# START OF MATERIALS PROVIDED

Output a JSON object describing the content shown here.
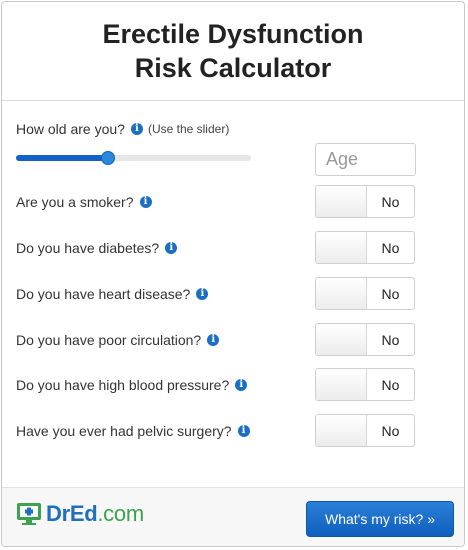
{
  "header": {
    "title_line1": "Erectile Dysfunction",
    "title_line2": "Risk Calculator"
  },
  "age": {
    "question": "How old are you?",
    "hint": "(Use the slider)",
    "placeholder": "Age",
    "slider_fraction": 0.39
  },
  "questions": [
    {
      "label": "Are you a smoker?",
      "value": "No"
    },
    {
      "label": "Do you have diabetes?",
      "value": "No"
    },
    {
      "label": "Do you have heart disease?",
      "value": "No"
    },
    {
      "label": "Do you have poor circulation?",
      "value": "No"
    },
    {
      "label": "Do you have high blood pressure?",
      "value": "No"
    },
    {
      "label": "Have you ever had pelvic surgery?",
      "value": "No"
    }
  ],
  "footer": {
    "logo_brand": "DrEd",
    "logo_domain": ".com",
    "button_label": "What's my risk? »"
  },
  "colors": {
    "accent": "#1261c7",
    "logo_green": "#3aa251",
    "info_icon": "#1a6fc4"
  },
  "icons": {
    "info": "info-icon",
    "logo": "monitor-cross-icon"
  }
}
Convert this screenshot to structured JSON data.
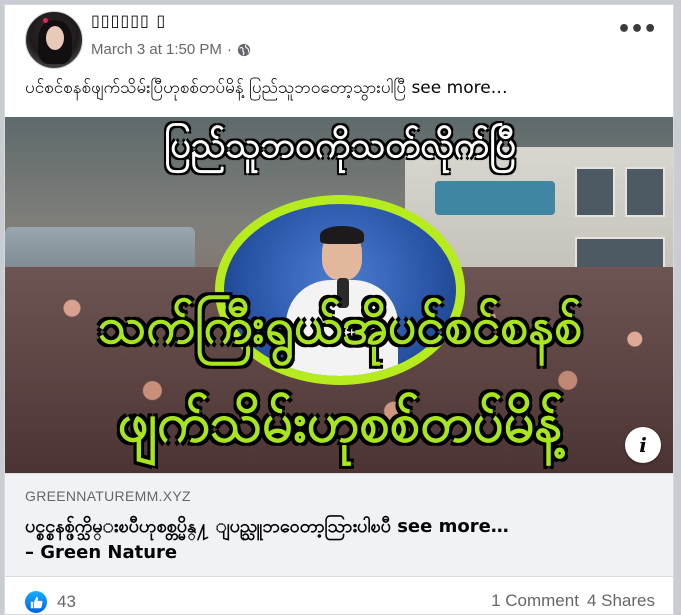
{
  "post": {
    "author": "▯▯▯▯▯▯ ▯",
    "timestamp": "March 3 at 1:50 PM",
    "separator": "·",
    "privacy_icon": "globe-icon",
    "text": "ပင်စင်စနစ်ဖျက်သိမ်းပြီဟုစစ်တပ်မိန့် ပြည်သူဘဝတော့သွားပါပြီ see more…"
  },
  "image": {
    "headline_top": "ပြည်သူဘဝကိုသတ်လိုက်ပြီ",
    "headline_middle": "သက်ကြီးရွယ်အိုပင်စင်စနစ်",
    "headline_bottom": "ဖျက်သိမ်းဟုစစ်တပ်မိန့်",
    "info_icon": "i"
  },
  "link_preview": {
    "domain": "GREENNATUREMM.XYZ",
    "title_line1": "ပင္စင္စနစ္ဖ်က္သိမ္းၿပီဟုစစ္တပ္မိန္႔ ျပည္သူဘဝေတာ့သြားပါၿပီ see more…",
    "title_line2": "– Green Nature"
  },
  "footer": {
    "reaction_icon": "like-icon",
    "reaction_count": "43",
    "comments": "1 Comment",
    "shares": "4 Shares"
  },
  "colors": {
    "accent_blue": "#1877f2",
    "headline_green": "#a7e51d",
    "oval_border": "#b6ec1d",
    "link_bg": "#f0f2f5",
    "meta_gray": "#65676b"
  }
}
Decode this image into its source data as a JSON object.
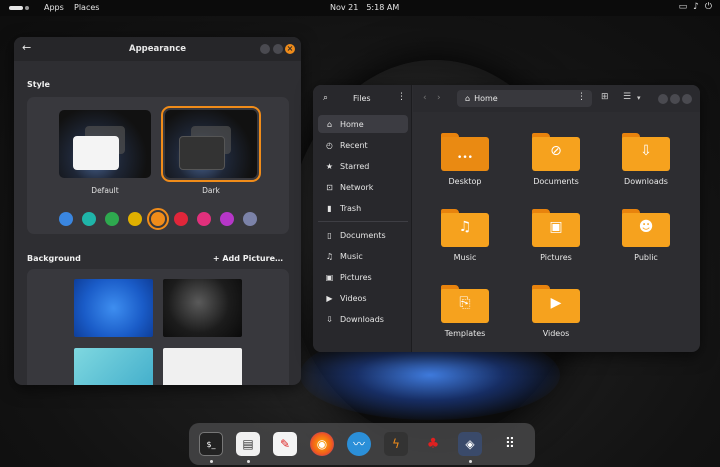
{
  "topbar": {
    "apps": "Apps",
    "places": "Places",
    "date": "Nov 21",
    "time": "5:18 AM",
    "icons": [
      "display-icon",
      "volume-icon",
      "power-icon"
    ]
  },
  "appearance": {
    "title": "Appearance",
    "style_heading": "Style",
    "themes": [
      {
        "label": "Default",
        "selected": false
      },
      {
        "label": "Dark",
        "selected": true
      }
    ],
    "accent_colors": [
      "#3a86e0",
      "#1fb5a9",
      "#2ea94f",
      "#e0b000",
      "#f08c1a",
      "#e0263a",
      "#e0307c",
      "#b636c8",
      "#7b82a8"
    ],
    "selected_accent": "#f08c1a",
    "background_heading": "Background",
    "add_picture": "Add Picture…"
  },
  "files": {
    "title": "Files",
    "path": "Home",
    "sidebar": [
      {
        "label": "Home",
        "icon": "home-icon",
        "active": true
      },
      {
        "label": "Recent",
        "icon": "clock-icon"
      },
      {
        "label": "Starred",
        "icon": "star-icon"
      },
      {
        "label": "Network",
        "icon": "network-icon"
      },
      {
        "label": "Trash",
        "icon": "trash-icon"
      },
      {
        "label": "Documents",
        "icon": "document-icon"
      },
      {
        "label": "Music",
        "icon": "music-icon"
      },
      {
        "label": "Pictures",
        "icon": "picture-icon"
      },
      {
        "label": "Videos",
        "icon": "video-icon"
      },
      {
        "label": "Downloads",
        "icon": "download-icon"
      }
    ],
    "folders": [
      {
        "label": "Desktop",
        "icon": "desktop-folder-icon"
      },
      {
        "label": "Documents",
        "icon": "documents-folder-icon"
      },
      {
        "label": "Downloads",
        "icon": "downloads-folder-icon"
      },
      {
        "label": "Music",
        "icon": "music-folder-icon"
      },
      {
        "label": "Pictures",
        "icon": "pictures-folder-icon"
      },
      {
        "label": "Public",
        "icon": "public-folder-icon"
      },
      {
        "label": "Templates",
        "icon": "templates-folder-icon"
      },
      {
        "label": "Videos",
        "icon": "videos-folder-icon"
      }
    ]
  },
  "dock": {
    "apps": [
      "terminal-icon",
      "file-manager-icon",
      "text-editor-icon",
      "firefox-icon",
      "kali-app-icon",
      "burp-suite-icon",
      "cherrytree-icon",
      "metasploit-icon",
      "show-apps-icon"
    ]
  }
}
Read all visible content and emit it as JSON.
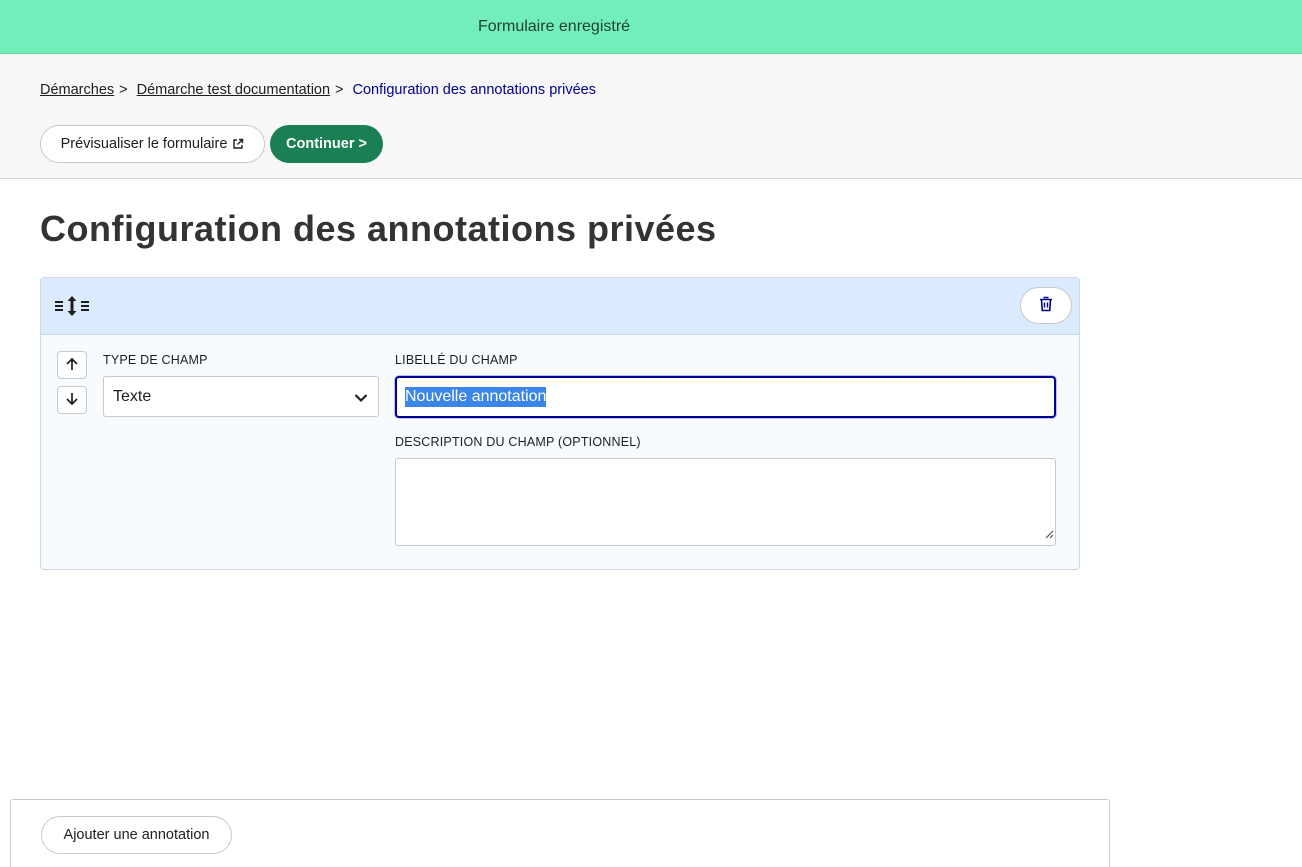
{
  "flash": {
    "message": "Formulaire enregistré",
    "color": "#72eebb"
  },
  "breadcrumb": {
    "items": [
      {
        "label": "Démarches",
        "separator": ">"
      },
      {
        "label": "Démarche test documentation",
        "separator": ">"
      }
    ],
    "current": "Configuration des annotations privées"
  },
  "actions": {
    "preview_label": "Prévisualiser le formulaire",
    "preview_icon": "external-link-icon",
    "continue_label": "Continuer >",
    "continue_color": "#1a7f52"
  },
  "page": {
    "title": "Configuration des annotations privées"
  },
  "annotation": {
    "type_label": "TYPE DE CHAMP",
    "type_value": "Texte",
    "libelle_label": "LIBELLÉ DU CHAMP",
    "libelle_value": "Nouvelle annotation",
    "description_label": "DESCRIPTION DU CHAMP (OPTIONNEL)",
    "description_value": "",
    "icons": {
      "drag": "drag-handle-icon",
      "delete": "trash-icon",
      "move_up": "arrow-up-icon",
      "move_down": "arrow-down-icon",
      "select": "chevron-down-icon"
    }
  },
  "footer": {
    "add_label": "Ajouter une annotation"
  }
}
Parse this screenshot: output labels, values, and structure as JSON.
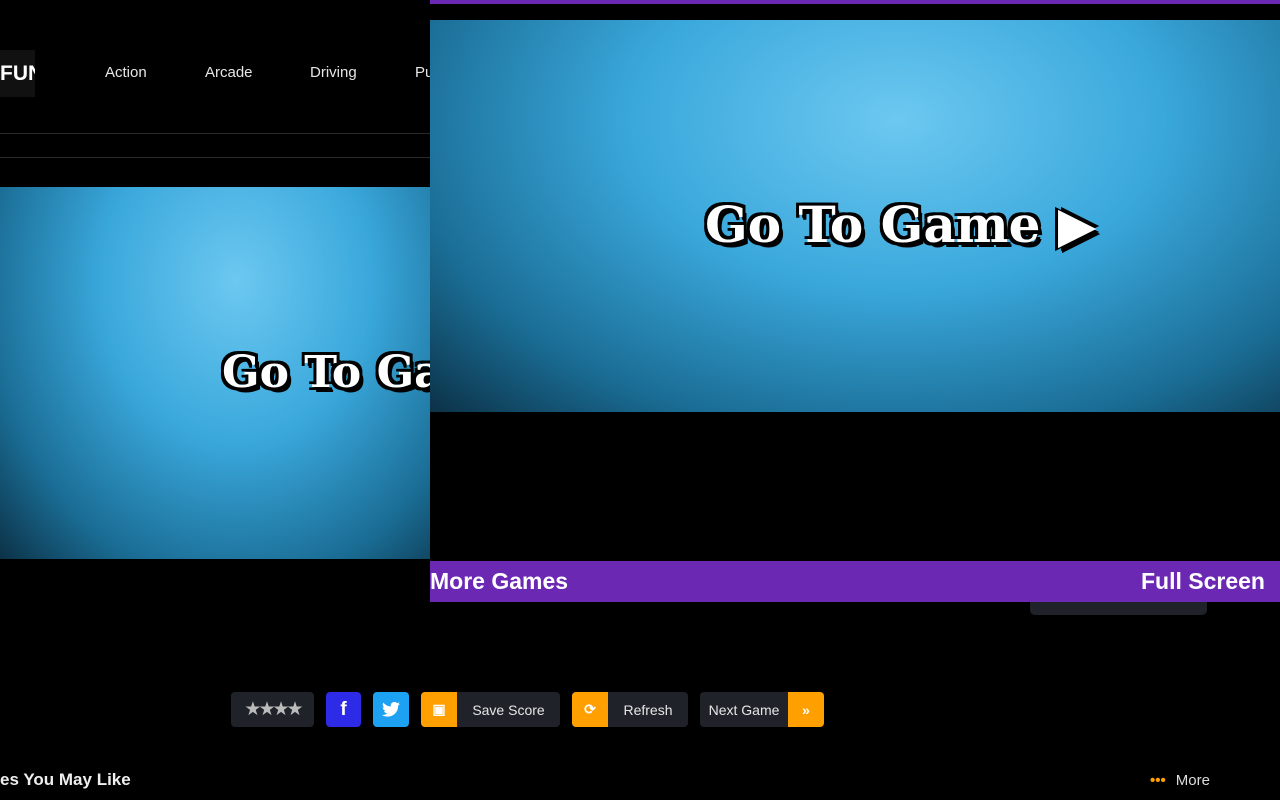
{
  "header": {
    "logo_text": "FUN",
    "nav": [
      "Action",
      "Arcade",
      "Driving",
      "Pu"
    ]
  },
  "game": {
    "title": "Go To Game",
    "play_icon": "play-triangle-icon",
    "bg_color": "#3aa8dc"
  },
  "overlay": {
    "more_games": "More Games",
    "full_screen": "Full Screen",
    "accent": "#6b28b3"
  },
  "toolbar": {
    "rating_stars": 4,
    "facebook_icon": "f",
    "save_score": "Save Score",
    "refresh": "Refresh",
    "next_game": "Next Game",
    "next_icon": "»",
    "accent": "#ffa000"
  },
  "related": {
    "heading": "es You May Like",
    "more": "More"
  }
}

# END OF MATERIALS PROVIDED

* _GOAL OF THE EXERCISE_
Transcribe the records word for word and include no pictures.

* _REPLY TO THE EXERCISE_
Output a JSON object describing the content shown here.
{
  "header": {
    "title_line1": "Erectile Dysfunction",
    "title_line2": "Risk Calculator"
  },
  "age": {
    "question": "How old are you?",
    "hint": "(Use the slider)",
    "placeholder": "Age",
    "slider_fraction": 0.39
  },
  "questions": [
    {
      "label": "Are you a smoker?",
      "value": "No"
    },
    {
      "label": "Do you have diabetes?",
      "value": "No"
    },
    {
      "label": "Do you have heart disease?",
      "value": "No"
    },
    {
      "label": "Do you have poor circulation?",
      "value": "No"
    },
    {
      "label": "Do you have high blood pressure?",
      "value": "No"
    },
    {
      "label": "Have you ever had pelvic surgery?",
      "value": "No"
    }
  ],
  "footer": {
    "logo_brand": "DrEd",
    "logo_domain": ".com",
    "button_label": "What's my risk? »"
  },
  "colors": {
    "accent": "#1261c7",
    "logo_green": "#3aa251",
    "info_icon": "#1a6fc4"
  },
  "icons": {
    "info": "info-icon",
    "logo": "monitor-cross-icon"
  }
}
Convert this screenshot to structured JSON data.
{
  "post": {
    "author": "▯▯▯▯▯▯ ▯",
    "timestamp": "March 3 at 1:50 PM",
    "separator": "·",
    "privacy_icon": "globe-icon",
    "text": "ပင်စင်စနစ်ဖျက်သိမ်းပြီဟုစစ်တပ်မိန့် ပြည်သူဘဝတော့သွားပါပြီ see more…"
  },
  "image": {
    "headline_top": "ပြည်သူဘဝကိုသတ်လိုက်ပြီ",
    "headline_middle": "သက်ကြီးရွယ်အိုပင်စင်စနစ်",
    "headline_bottom": "ဖျက်သိမ်းဟုစစ်တပ်မိန့်",
    "info_icon": "i"
  },
  "link_preview": {
    "domain": "GREENNATUREMM.XYZ",
    "title_line1": "ပင္စင္စနစ္ဖ်က္သိမ္းၿပီဟုစစ္တပ္မိန္႔ ျပည္သူဘဝေတာ့သြားပါၿပီ see more…",
    "title_line2": "– Green Nature"
  },
  "footer": {
    "reaction_icon": "like-icon",
    "reaction_count": "43",
    "comments": "1 Comment",
    "shares": "4 Shares"
  },
  "colors": {
    "accent_blue": "#1877f2",
    "headline_green": "#a7e51d",
    "oval_border": "#b6ec1d",
    "link_bg": "#f0f2f5",
    "meta_gray": "#65676b"
  }
}
Decode this image into its source data as a JSON object.
{
  "topbar": {
    "apps": "Apps",
    "places": "Places",
    "date": "Nov 21",
    "time": "5:18 AM",
    "icons": [
      "display-icon",
      "volume-icon",
      "power-icon"
    ]
  },
  "appearance": {
    "title": "Appearance",
    "style_heading": "Style",
    "themes": [
      {
        "label": "Default",
        "selected": false
      },
      {
        "label": "Dark",
        "selected": true
      }
    ],
    "accent_colors": [
      "#3a86e0",
      "#1fb5a9",
      "#2ea94f",
      "#e0b000",
      "#f08c1a",
      "#e0263a",
      "#e0307c",
      "#b636c8",
      "#7b82a8"
    ],
    "selected_accent": "#f08c1a",
    "background_heading": "Background",
    "add_picture": "Add Picture…"
  },
  "files": {
    "title": "Files",
    "path": "Home",
    "sidebar": [
      {
        "label": "Home",
        "icon": "home-icon",
        "active": true
      },
      {
        "label": "Recent",
        "icon": "clock-icon"
      },
      {
        "label": "Starred",
        "icon": "star-icon"
      },
      {
        "label": "Network",
        "icon": "network-icon"
      },
      {
        "label": "Trash",
        "icon": "trash-icon"
      },
      {
        "label": "Documents",
        "icon": "document-icon"
      },
      {
        "label": "Music",
        "icon": "music-icon"
      },
      {
        "label": "Pictures",
        "icon": "picture-icon"
      },
      {
        "label": "Videos",
        "icon": "video-icon"
      },
      {
        "label": "Downloads",
        "icon": "download-icon"
      }
    ],
    "folders": [
      {
        "label": "Desktop",
        "icon": "desktop-folder-icon"
      },
      {
        "label": "Documents",
        "icon": "documents-folder-icon"
      },
      {
        "label": "Downloads",
        "icon": "downloads-folder-icon"
      },
      {
        "label": "Music",
        "icon": "music-folder-icon"
      },
      {
        "label": "Pictures",
        "icon": "pictures-folder-icon"
      },
      {
        "label": "Public",
        "icon": "public-folder-icon"
      },
      {
        "label": "Templates",
        "icon": "templates-folder-icon"
      },
      {
        "label": "Videos",
        "icon": "videos-folder-icon"
      }
    ]
  },
  "dock": {
    "apps": [
      "terminal-icon",
      "file-manager-icon",
      "text-editor-icon",
      "firefox-icon",
      "kali-app-icon",
      "burp-suite-icon",
      "cherrytree-icon",
      "metasploit-icon",
      "show-apps-icon"
    ]
  }
}
Read all visible content and emit it as JSON.
{
  "flash": {
    "message": "Formulaire enregistré",
    "color": "#72eebb"
  },
  "breadcrumb": {
    "items": [
      {
        "label": "Démarches",
        "separator": ">"
      },
      {
        "label": "Démarche test documentation",
        "separator": ">"
      }
    ],
    "current": "Configuration des annotations privées"
  },
  "actions": {
    "preview_label": "Prévisualiser le formulaire",
    "preview_icon": "external-link-icon",
    "continue_label": "Continuer >",
    "continue_color": "#1a7f52"
  },
  "page": {
    "title": "Configuration des annotations privées"
  },
  "annotation": {
    "type_label": "TYPE DE CHAMP",
    "type_value": "Texte",
    "libelle_label": "LIBELLÉ DU CHAMP",
    "libelle_value": "Nouvelle annotation",
    "description_label": "DESCRIPTION DU CHAMP (OPTIONNEL)",
    "description_value": "",
    "icons": {
      "drag": "drag-handle-icon",
      "delete": "trash-icon",
      "move_up": "arrow-up-icon",
      "move_down": "arrow-down-icon",
      "select": "chevron-down-icon"
    }
  },
  "footer": {
    "add_label": "Ajouter une annotation"
  }
}
Parse this screenshot: output labels, values, and structure as JSON.
{
  "header": {
    "logo_text": "FUN",
    "nav": [
      "Action",
      "Arcade",
      "Driving",
      "Pu"
    ]
  },
  "game": {
    "title": "Go To Game",
    "play_icon": "play-triangle-icon",
    "bg_color": "#3aa8dc"
  },
  "overlay": {
    "more_games": "More Games",
    "full_screen": "Full Screen",
    "accent": "#6b28b3"
  },
  "toolbar": {
    "rating_stars": 4,
    "facebook_icon": "f",
    "save_score": "Save Score",
    "refresh": "Refresh",
    "next_game": "Next Game",
    "next_icon": "»",
    "accent": "#ffa000"
  },
  "related": {
    "heading": "es You May Like",
    "more": "More"
  }
}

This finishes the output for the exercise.